== The exercise ==
Find every line in the records below that holds the word "春秋戦国", and copy each one.

== Extracted material ==
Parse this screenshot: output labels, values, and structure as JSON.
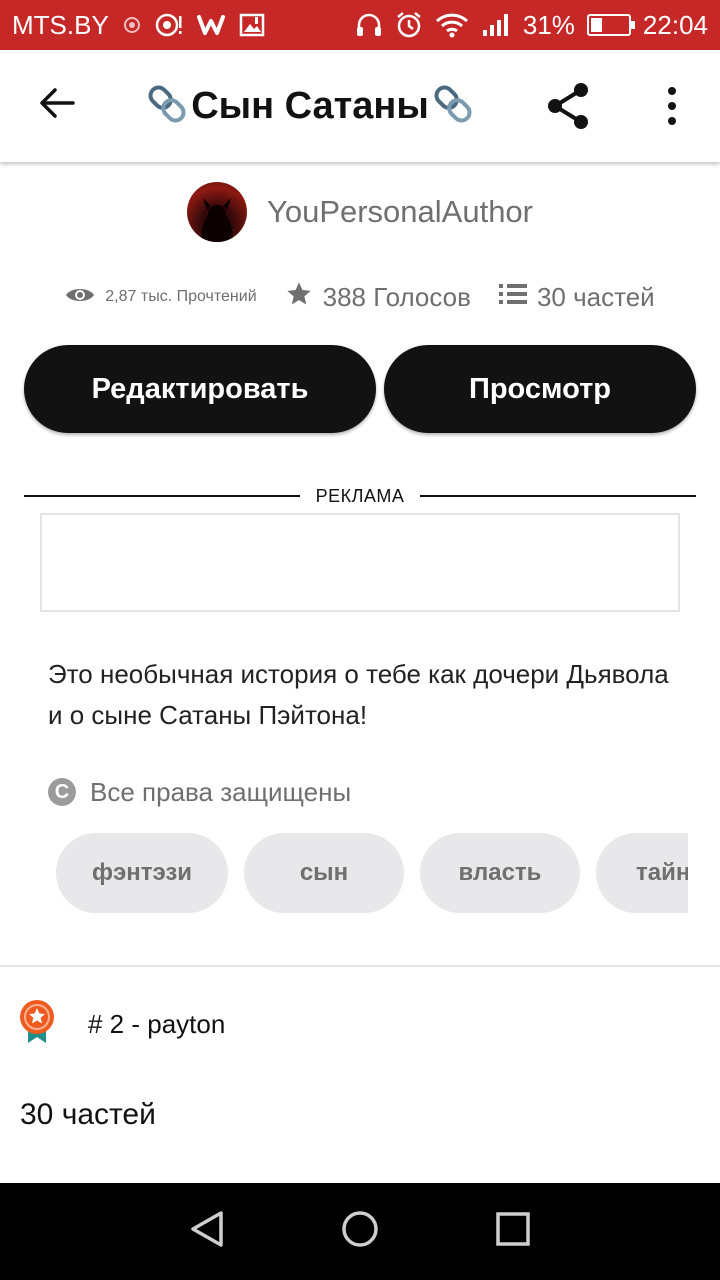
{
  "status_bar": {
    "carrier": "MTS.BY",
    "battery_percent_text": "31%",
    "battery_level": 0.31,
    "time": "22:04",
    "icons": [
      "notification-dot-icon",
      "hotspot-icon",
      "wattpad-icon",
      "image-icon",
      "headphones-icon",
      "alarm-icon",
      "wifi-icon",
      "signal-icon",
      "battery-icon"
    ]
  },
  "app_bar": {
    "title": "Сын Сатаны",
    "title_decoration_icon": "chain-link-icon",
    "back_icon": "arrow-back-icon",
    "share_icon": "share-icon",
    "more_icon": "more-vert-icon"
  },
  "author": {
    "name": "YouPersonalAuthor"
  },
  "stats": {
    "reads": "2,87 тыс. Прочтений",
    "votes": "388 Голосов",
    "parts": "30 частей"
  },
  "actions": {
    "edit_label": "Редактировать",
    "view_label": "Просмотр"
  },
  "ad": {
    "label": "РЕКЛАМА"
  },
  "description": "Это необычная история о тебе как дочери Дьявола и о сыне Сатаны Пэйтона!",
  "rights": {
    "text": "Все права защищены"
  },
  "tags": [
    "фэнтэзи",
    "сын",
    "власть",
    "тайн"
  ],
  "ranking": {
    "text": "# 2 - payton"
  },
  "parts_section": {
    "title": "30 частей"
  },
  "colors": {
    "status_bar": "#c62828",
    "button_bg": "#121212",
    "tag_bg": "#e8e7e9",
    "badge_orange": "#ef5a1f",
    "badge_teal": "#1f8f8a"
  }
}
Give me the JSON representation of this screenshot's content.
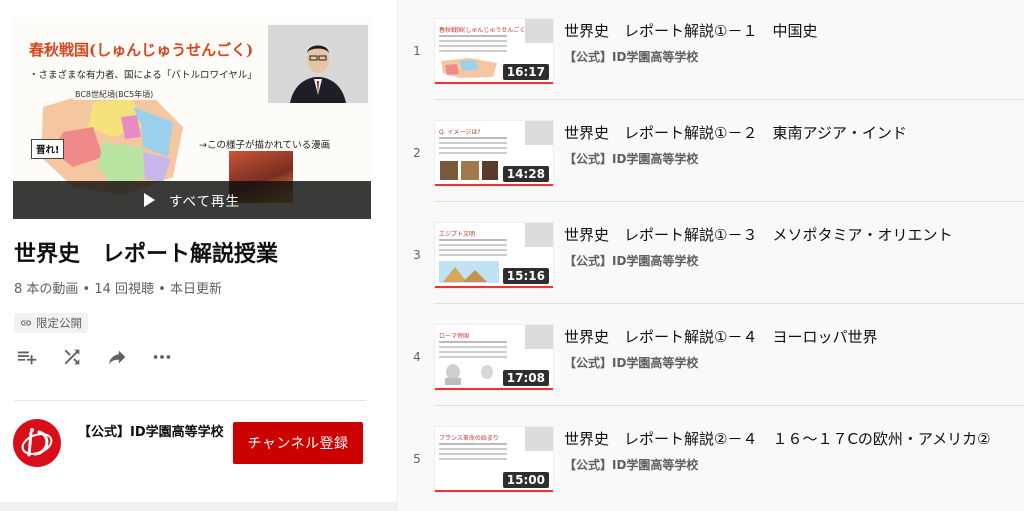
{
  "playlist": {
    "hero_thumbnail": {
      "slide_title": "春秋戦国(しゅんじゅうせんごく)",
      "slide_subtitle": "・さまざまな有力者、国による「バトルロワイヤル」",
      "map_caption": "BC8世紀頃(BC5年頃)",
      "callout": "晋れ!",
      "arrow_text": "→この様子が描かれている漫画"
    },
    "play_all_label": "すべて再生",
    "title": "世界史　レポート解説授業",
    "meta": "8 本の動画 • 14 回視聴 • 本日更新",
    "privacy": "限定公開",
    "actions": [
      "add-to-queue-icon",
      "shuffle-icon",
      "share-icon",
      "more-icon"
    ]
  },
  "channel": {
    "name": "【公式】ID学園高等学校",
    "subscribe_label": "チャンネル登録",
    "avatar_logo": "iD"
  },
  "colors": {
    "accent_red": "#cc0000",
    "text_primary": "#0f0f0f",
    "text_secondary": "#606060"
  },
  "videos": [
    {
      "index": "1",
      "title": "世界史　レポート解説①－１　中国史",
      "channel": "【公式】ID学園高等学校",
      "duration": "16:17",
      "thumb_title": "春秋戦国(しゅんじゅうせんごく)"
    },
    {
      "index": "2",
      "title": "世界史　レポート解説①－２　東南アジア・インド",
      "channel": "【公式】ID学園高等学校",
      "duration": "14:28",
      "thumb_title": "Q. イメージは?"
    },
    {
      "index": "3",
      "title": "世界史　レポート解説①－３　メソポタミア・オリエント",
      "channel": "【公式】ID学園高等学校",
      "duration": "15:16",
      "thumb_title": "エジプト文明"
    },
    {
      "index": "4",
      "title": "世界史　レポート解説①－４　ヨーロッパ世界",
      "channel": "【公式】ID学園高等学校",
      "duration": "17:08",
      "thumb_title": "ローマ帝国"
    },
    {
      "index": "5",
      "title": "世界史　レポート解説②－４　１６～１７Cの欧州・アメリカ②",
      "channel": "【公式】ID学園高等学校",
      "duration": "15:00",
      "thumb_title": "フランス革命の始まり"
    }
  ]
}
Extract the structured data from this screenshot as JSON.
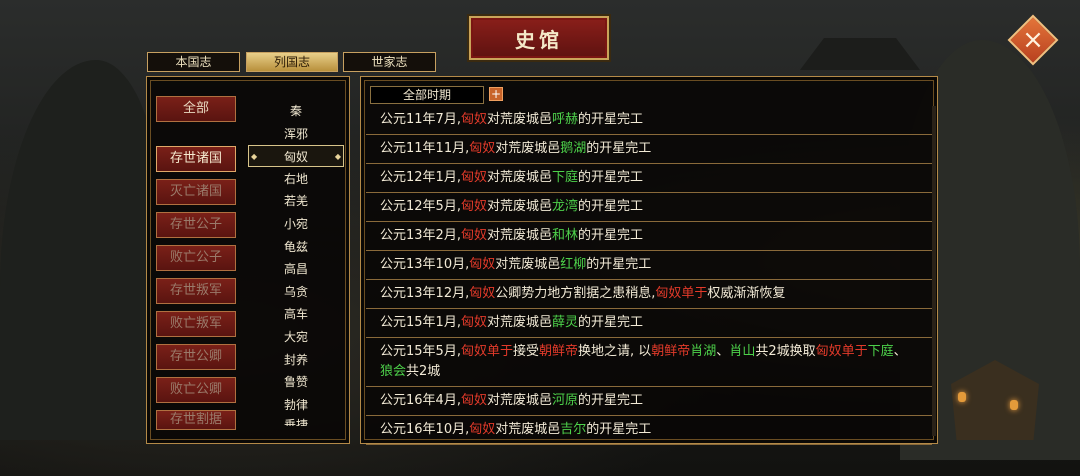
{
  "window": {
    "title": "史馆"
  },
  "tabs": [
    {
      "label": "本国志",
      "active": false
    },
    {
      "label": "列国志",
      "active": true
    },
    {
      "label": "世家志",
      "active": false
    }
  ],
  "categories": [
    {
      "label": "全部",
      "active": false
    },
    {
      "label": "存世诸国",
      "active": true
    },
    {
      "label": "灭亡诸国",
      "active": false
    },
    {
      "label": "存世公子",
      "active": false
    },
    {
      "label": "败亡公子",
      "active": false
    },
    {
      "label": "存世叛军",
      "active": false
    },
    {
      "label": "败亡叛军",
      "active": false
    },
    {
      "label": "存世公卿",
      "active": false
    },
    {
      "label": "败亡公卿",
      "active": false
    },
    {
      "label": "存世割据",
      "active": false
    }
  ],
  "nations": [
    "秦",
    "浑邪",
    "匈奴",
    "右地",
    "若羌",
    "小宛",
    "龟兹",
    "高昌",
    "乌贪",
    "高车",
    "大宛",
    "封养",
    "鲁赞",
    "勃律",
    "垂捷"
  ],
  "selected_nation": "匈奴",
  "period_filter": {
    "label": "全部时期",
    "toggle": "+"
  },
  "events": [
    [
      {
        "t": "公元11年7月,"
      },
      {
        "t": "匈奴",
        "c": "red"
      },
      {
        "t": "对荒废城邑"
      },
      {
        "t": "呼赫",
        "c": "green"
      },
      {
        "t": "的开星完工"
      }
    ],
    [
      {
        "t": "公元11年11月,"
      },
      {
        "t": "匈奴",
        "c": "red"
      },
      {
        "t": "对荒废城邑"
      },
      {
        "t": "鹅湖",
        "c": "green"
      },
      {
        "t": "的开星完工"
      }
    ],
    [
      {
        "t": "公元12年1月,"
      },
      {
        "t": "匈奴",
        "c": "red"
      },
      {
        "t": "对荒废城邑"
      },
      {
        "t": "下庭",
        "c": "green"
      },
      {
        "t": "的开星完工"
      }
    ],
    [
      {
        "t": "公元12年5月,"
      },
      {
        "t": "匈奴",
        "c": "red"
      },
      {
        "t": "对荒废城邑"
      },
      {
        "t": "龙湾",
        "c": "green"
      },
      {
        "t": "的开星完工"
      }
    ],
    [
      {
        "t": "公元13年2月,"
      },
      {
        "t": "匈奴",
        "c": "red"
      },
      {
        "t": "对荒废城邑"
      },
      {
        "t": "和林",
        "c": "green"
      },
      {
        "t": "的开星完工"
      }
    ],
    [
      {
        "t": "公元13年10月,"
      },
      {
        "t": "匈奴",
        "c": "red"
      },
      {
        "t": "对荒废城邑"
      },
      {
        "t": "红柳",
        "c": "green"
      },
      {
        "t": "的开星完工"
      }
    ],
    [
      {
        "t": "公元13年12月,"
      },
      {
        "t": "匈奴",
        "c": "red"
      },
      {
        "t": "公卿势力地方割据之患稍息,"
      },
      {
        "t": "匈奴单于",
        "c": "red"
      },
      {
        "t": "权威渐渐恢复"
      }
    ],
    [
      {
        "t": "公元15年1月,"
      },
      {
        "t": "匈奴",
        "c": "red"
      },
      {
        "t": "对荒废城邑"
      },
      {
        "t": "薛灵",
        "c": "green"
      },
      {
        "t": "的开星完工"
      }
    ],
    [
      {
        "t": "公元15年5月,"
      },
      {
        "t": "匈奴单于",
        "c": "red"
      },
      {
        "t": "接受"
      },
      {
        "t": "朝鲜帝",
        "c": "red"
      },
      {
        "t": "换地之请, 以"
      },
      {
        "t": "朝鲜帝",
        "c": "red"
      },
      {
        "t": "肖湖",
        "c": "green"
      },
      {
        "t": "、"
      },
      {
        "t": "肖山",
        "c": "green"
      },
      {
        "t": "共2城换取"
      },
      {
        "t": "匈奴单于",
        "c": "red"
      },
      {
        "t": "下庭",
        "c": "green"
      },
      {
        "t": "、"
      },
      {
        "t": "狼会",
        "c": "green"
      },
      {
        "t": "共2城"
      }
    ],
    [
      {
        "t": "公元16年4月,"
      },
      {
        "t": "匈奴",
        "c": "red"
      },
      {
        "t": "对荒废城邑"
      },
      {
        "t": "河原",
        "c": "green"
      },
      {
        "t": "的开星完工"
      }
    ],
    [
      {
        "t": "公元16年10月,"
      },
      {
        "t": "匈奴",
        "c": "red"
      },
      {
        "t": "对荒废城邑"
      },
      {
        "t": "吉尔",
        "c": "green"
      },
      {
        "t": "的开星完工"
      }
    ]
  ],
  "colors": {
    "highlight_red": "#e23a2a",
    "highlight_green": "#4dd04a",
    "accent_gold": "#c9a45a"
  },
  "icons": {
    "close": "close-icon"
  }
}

== Right answer ==
      "slide_title": "春秋戦国(しゅんじゅうせんごく)",
      "thumb_title": "春秋戦国(しゅんじゅうせんごく)"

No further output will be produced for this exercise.